Instructions to follow:
Look through the material below. Copy each line that contains the string "content".

(Stored records)
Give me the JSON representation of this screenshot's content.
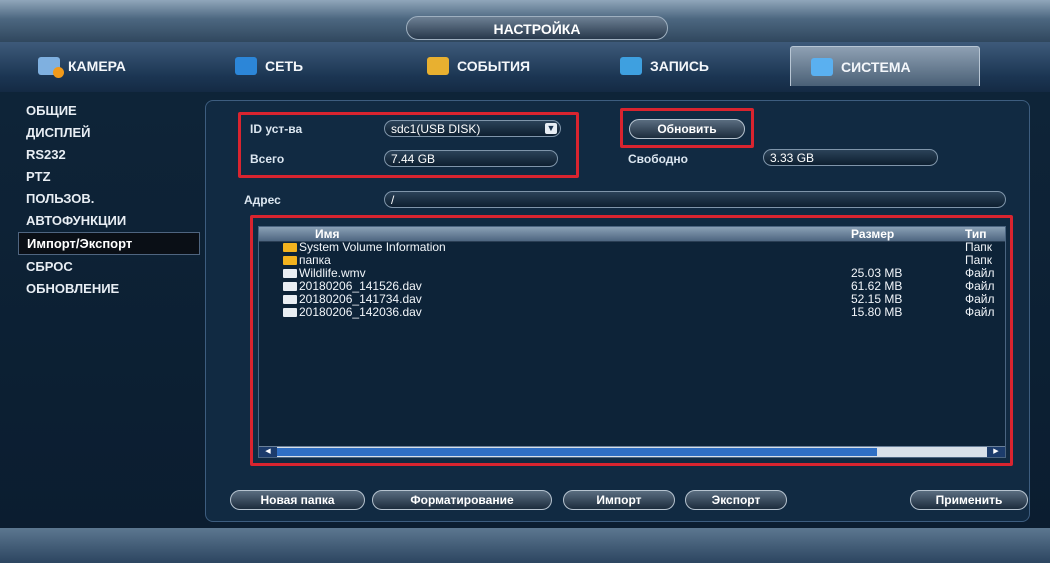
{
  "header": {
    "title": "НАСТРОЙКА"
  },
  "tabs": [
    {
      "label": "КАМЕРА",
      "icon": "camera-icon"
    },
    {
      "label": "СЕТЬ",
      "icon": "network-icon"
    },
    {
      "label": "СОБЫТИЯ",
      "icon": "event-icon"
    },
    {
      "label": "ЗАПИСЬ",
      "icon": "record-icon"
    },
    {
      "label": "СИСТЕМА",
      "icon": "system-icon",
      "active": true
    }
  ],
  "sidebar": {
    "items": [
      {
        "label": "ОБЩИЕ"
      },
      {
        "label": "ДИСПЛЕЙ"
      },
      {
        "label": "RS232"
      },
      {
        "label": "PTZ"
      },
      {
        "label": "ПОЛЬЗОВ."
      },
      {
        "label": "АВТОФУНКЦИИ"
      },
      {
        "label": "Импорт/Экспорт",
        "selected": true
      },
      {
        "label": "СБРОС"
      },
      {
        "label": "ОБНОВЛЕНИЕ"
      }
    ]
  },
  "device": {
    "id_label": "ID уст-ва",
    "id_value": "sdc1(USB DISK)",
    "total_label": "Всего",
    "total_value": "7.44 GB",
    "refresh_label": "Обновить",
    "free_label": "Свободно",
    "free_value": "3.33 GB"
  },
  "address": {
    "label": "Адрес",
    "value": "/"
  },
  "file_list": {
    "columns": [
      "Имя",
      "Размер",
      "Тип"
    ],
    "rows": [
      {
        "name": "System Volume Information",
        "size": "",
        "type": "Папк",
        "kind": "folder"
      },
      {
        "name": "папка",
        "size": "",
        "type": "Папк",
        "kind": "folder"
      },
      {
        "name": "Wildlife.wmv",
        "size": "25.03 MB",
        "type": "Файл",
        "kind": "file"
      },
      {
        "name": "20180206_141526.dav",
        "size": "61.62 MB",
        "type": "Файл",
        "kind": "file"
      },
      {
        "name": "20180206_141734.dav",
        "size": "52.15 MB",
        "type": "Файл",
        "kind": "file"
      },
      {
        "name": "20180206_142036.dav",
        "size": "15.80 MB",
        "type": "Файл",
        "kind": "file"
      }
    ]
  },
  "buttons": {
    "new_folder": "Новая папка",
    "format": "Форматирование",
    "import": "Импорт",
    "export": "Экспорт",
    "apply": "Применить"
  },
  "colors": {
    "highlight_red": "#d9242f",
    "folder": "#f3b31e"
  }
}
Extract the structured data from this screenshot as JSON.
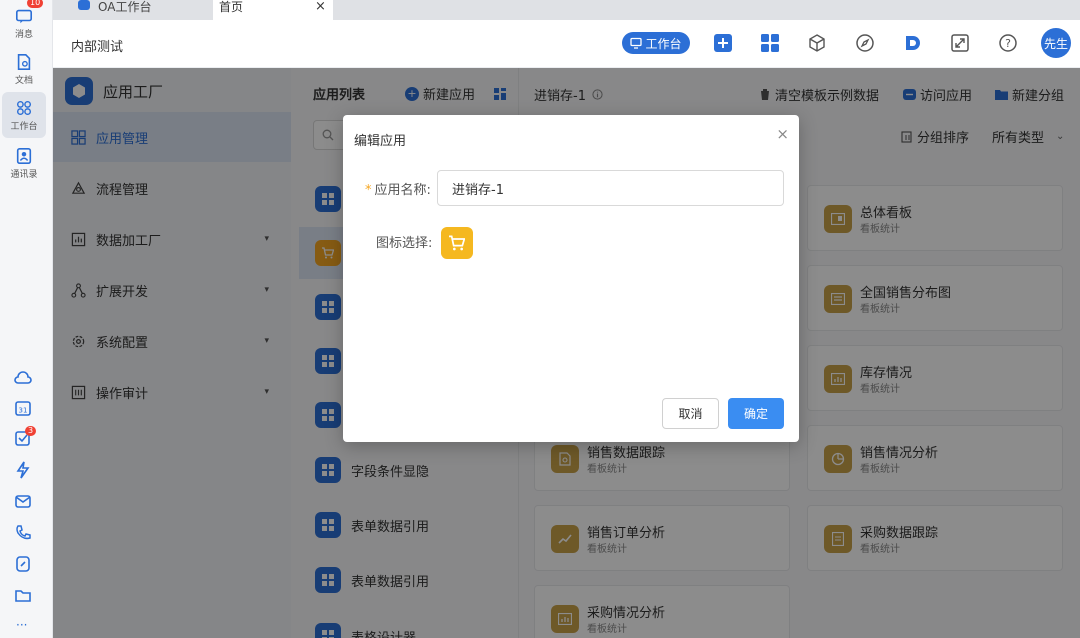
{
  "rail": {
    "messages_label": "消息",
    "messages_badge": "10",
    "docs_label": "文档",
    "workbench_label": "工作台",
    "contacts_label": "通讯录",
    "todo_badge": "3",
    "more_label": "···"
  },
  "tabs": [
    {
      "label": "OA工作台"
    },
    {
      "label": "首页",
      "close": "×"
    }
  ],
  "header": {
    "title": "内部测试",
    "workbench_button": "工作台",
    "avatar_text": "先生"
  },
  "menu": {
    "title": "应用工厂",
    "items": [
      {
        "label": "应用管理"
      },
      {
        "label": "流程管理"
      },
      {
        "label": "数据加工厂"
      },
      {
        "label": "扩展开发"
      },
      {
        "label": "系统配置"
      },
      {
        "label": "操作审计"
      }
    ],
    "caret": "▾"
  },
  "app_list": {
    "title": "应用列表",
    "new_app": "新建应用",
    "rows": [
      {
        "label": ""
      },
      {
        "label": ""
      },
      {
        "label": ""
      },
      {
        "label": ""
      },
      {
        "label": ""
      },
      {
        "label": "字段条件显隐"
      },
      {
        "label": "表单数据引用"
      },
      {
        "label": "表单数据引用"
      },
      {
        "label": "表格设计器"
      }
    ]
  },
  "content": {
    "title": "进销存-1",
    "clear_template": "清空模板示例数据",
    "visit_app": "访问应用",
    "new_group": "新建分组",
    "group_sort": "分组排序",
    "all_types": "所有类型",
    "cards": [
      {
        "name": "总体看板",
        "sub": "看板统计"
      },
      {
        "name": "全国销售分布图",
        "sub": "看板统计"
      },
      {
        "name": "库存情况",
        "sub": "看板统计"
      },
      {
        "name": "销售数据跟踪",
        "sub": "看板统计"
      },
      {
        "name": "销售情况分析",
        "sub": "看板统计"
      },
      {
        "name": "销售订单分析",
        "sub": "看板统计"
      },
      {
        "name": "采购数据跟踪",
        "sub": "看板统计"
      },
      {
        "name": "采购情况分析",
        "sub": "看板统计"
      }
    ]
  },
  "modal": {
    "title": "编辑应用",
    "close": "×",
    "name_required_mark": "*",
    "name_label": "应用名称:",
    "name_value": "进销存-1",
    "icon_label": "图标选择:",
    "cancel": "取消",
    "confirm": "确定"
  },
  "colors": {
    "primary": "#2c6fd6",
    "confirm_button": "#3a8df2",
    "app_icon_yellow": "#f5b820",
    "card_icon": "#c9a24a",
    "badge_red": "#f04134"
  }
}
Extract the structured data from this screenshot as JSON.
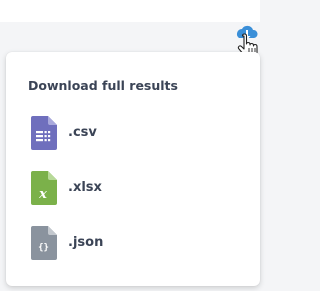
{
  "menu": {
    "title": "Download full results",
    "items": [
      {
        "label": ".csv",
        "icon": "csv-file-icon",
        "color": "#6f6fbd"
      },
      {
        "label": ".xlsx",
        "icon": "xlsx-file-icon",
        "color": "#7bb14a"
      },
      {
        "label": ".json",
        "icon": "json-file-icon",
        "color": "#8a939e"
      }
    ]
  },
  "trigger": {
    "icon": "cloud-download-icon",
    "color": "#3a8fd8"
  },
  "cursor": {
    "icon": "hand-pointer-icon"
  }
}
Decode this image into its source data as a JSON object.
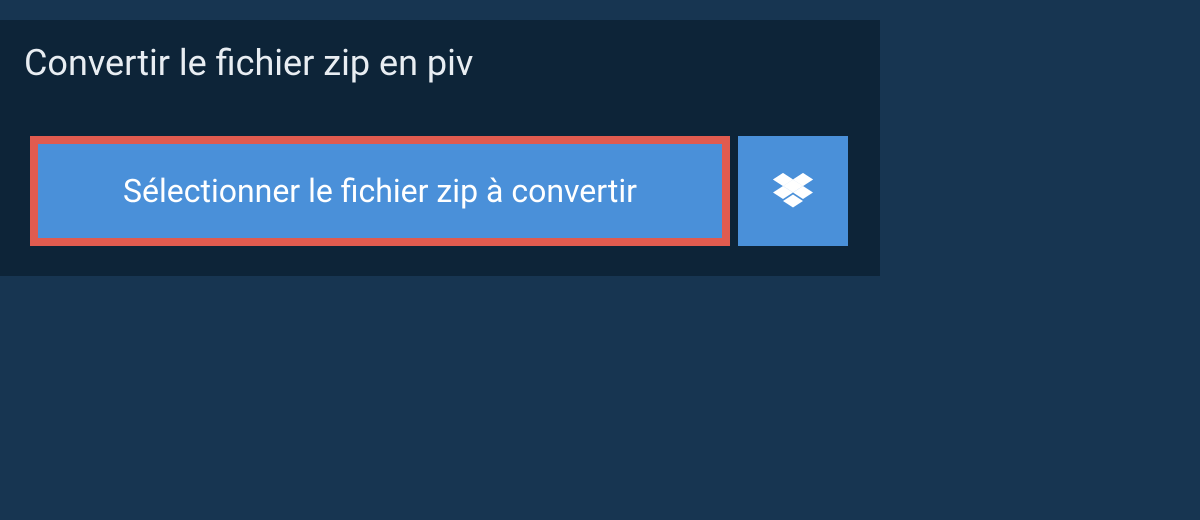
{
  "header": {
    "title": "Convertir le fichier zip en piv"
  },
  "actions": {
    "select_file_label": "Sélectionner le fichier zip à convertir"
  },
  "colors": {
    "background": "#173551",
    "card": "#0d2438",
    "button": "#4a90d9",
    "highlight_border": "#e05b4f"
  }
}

Exercise answer:
Give me the JSON representation of this screenshot's content.
  "content": {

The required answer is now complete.